__Supplied material__
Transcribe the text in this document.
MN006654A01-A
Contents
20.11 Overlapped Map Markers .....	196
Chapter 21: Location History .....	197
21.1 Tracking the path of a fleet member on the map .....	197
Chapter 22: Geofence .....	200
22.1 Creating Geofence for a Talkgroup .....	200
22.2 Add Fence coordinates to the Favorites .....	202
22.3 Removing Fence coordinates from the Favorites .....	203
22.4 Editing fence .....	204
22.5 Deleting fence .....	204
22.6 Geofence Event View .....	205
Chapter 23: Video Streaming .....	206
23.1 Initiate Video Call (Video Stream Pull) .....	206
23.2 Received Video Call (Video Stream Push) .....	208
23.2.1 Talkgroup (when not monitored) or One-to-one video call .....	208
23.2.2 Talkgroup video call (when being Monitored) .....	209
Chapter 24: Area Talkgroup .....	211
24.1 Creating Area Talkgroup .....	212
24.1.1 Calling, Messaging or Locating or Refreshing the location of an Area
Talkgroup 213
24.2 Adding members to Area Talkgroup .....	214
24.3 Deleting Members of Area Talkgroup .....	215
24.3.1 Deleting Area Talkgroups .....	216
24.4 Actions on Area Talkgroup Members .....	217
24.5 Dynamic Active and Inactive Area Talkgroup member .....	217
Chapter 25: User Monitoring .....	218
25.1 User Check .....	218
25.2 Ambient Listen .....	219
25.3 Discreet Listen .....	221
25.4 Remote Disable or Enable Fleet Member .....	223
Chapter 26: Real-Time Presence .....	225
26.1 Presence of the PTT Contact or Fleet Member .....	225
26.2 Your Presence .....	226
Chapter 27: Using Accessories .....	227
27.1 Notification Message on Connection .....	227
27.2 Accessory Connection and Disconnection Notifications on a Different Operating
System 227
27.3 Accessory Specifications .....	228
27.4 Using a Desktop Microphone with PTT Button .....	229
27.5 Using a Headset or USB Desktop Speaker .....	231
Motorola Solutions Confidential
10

---

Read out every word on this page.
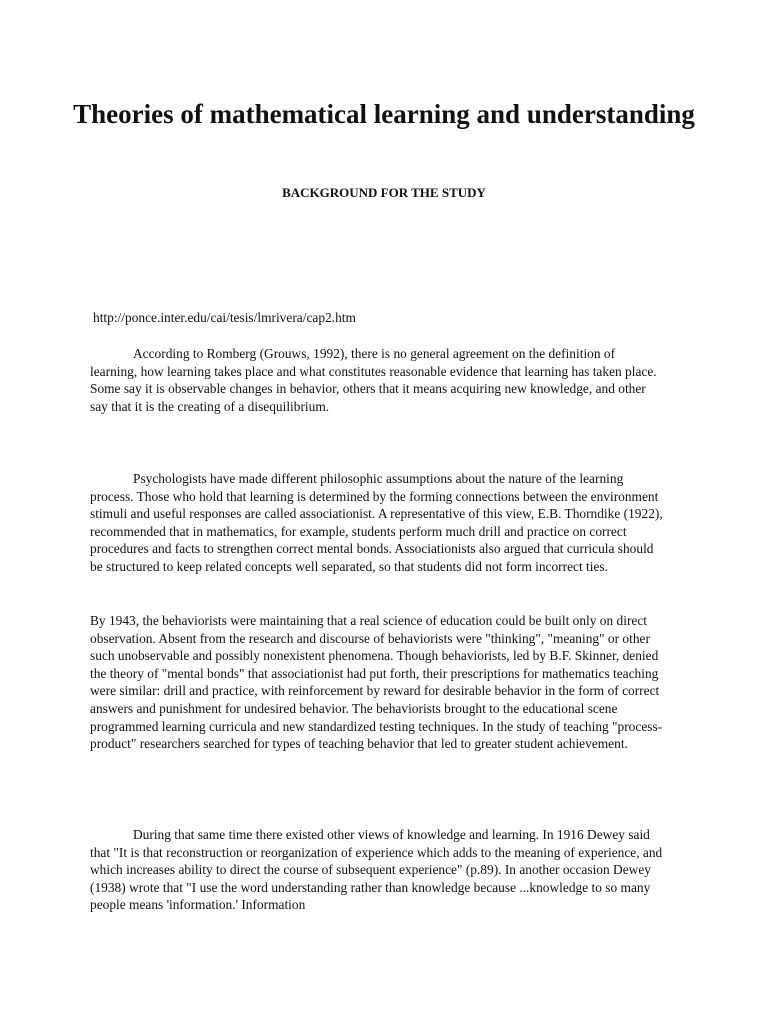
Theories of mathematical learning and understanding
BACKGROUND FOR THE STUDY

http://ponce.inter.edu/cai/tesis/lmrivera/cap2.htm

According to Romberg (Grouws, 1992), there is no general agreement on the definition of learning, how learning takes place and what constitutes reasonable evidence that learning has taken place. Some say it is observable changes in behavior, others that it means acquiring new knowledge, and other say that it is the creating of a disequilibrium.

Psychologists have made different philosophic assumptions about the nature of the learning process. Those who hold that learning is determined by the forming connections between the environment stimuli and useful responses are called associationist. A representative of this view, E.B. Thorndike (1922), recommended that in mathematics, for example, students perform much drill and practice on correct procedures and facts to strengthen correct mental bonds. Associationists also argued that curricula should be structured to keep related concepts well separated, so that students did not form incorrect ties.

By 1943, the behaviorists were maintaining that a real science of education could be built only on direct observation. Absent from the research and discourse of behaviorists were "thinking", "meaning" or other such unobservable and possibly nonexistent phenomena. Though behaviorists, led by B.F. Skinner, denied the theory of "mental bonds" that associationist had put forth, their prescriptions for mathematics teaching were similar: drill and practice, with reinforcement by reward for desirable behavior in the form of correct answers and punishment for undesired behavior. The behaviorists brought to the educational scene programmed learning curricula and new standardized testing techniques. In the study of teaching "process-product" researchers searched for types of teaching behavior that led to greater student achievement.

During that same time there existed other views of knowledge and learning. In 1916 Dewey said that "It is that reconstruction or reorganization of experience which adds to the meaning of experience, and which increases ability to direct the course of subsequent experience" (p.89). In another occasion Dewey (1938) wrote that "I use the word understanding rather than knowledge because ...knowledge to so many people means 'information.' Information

__Goal__
Pull out all lines from the listing that contain the string "understanding".

__Result of the exercise__
Theories of mathematical learning and understanding
During that same time there existed other views of knowledge and learning. In 1916 Dewey said that "It is that reconstruction or reorganization of experience which adds to the meaning of experience, and which increases ability to direct the course of subsequent experience" (p.89). In another occasion Dewey (1938) wrote that "I use the word understanding rather than knowledge because ...knowledge to so many people means 'information.' Information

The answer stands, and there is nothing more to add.